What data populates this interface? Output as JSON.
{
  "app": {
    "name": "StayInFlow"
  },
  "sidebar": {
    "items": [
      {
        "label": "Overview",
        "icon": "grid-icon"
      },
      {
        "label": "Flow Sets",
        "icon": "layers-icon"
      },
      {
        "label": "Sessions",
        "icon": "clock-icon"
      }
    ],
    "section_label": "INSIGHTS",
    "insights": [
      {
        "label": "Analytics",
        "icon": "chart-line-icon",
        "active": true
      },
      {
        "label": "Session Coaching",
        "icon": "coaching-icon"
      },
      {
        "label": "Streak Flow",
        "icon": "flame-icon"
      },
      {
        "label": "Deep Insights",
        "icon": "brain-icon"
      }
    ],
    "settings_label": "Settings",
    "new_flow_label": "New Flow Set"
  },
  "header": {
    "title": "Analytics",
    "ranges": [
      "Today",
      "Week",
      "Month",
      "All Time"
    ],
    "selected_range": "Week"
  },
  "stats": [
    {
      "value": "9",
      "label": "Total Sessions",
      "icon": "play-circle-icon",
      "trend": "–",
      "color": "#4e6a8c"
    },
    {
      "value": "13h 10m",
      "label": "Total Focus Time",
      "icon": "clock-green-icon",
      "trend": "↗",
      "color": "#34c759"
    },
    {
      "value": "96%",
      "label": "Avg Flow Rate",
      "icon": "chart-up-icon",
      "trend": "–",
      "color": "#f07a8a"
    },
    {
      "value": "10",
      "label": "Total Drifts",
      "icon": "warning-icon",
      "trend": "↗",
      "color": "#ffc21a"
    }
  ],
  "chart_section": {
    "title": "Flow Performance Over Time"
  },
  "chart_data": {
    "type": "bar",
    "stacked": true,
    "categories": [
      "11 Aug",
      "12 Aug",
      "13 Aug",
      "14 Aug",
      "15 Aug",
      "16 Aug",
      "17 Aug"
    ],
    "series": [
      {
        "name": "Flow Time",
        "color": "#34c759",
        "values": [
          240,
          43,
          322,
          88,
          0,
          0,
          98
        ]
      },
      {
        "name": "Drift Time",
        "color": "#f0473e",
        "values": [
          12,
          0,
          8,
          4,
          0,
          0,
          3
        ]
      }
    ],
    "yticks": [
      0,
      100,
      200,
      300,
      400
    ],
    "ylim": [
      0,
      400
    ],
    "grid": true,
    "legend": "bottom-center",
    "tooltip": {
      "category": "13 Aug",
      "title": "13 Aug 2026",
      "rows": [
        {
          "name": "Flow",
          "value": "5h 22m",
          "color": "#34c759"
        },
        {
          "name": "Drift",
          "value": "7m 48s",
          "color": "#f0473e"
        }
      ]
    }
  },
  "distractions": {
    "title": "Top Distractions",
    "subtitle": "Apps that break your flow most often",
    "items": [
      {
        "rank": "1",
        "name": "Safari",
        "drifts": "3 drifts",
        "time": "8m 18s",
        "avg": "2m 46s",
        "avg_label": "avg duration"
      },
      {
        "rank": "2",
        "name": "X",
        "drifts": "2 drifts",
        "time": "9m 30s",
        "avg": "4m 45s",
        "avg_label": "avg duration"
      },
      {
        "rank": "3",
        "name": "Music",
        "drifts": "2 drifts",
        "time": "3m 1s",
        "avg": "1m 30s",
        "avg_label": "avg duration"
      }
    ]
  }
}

• _INSTRUCTION_
Repeat each record exactly. Omit nothing.

• _SOLUTION_
What data populates this interface? Output as JSON.
{
  "app": {
    "name": "StayInFlow"
  },
  "sidebar": {
    "items": [
      {
        "label": "Overview",
        "icon": "grid-icon"
      },
      {
        "label": "Flow Sets",
        "icon": "layers-icon"
      },
      {
        "label": "Sessions",
        "icon": "clock-icon"
      }
    ],
    "section_label": "INSIGHTS",
    "insights": [
      {
        "label": "Analytics",
        "icon": "chart-line-icon",
        "active": true
      },
      {
        "label": "Session Coaching",
        "icon": "coaching-icon"
      },
      {
        "label": "Streak Flow",
        "icon": "flame-icon"
      },
      {
        "label": "Deep Insights",
        "icon": "brain-icon"
      }
    ],
    "settings_label": "Settings",
    "new_flow_label": "New Flow Set"
  },
  "header": {
    "title": "Analytics",
    "ranges": [
      "Today",
      "Week",
      "Month",
      "All Time"
    ],
    "selected_range": "Week"
  },
  "stats": [
    {
      "value": "9",
      "label": "Total Sessions",
      "icon": "play-circle-icon",
      "trend": "–",
      "color": "#4e6a8c"
    },
    {
      "value": "13h 10m",
      "label": "Total Focus Time",
      "icon": "clock-green-icon",
      "trend": "↗",
      "color": "#34c759"
    },
    {
      "value": "96%",
      "label": "Avg Flow Rate",
      "icon": "chart-up-icon",
      "trend": "–",
      "color": "#f07a8a"
    },
    {
      "value": "10",
      "label": "Total Drifts",
      "icon": "warning-icon",
      "trend": "↗",
      "color": "#ffc21a"
    }
  ],
  "chart_section": {
    "title": "Flow Performance Over Time"
  },
  "chart_data": {
    "type": "bar",
    "stacked": true,
    "categories": [
      "11 Aug",
      "12 Aug",
      "13 Aug",
      "14 Aug",
      "15 Aug",
      "16 Aug",
      "17 Aug"
    ],
    "series": [
      {
        "name": "Flow Time",
        "color": "#34c759",
        "values": [
          240,
          43,
          322,
          88,
          0,
          0,
          98
        ]
      },
      {
        "name": "Drift Time",
        "color": "#f0473e",
        "values": [
          12,
          0,
          8,
          4,
          0,
          0,
          3
        ]
      }
    ],
    "yticks": [
      0,
      100,
      200,
      300,
      400
    ],
    "ylim": [
      0,
      400
    ],
    "grid": true,
    "legend": "bottom-center",
    "tooltip": {
      "category": "13 Aug",
      "title": "13 Aug 2026",
      "rows": [
        {
          "name": "Flow",
          "value": "5h 22m",
          "color": "#34c759"
        },
        {
          "name": "Drift",
          "value": "7m 48s",
          "color": "#f0473e"
        }
      ]
    }
  },
  "distractions": {
    "title": "Top Distractions",
    "subtitle": "Apps that break your flow most often",
    "items": [
      {
        "rank": "1",
        "name": "Safari",
        "drifts": "3 drifts",
        "time": "8m 18s",
        "avg": "2m 46s",
        "avg_label": "avg duration"
      },
      {
        "rank": "2",
        "name": "X",
        "drifts": "2 drifts",
        "time": "9m 30s",
        "avg": "4m 45s",
        "avg_label": "avg duration"
      },
      {
        "rank": "3",
        "name": "Music",
        "drifts": "2 drifts",
        "time": "3m 1s",
        "avg": "1m 30s",
        "avg_label": "avg duration"
      }
    ]
  }
}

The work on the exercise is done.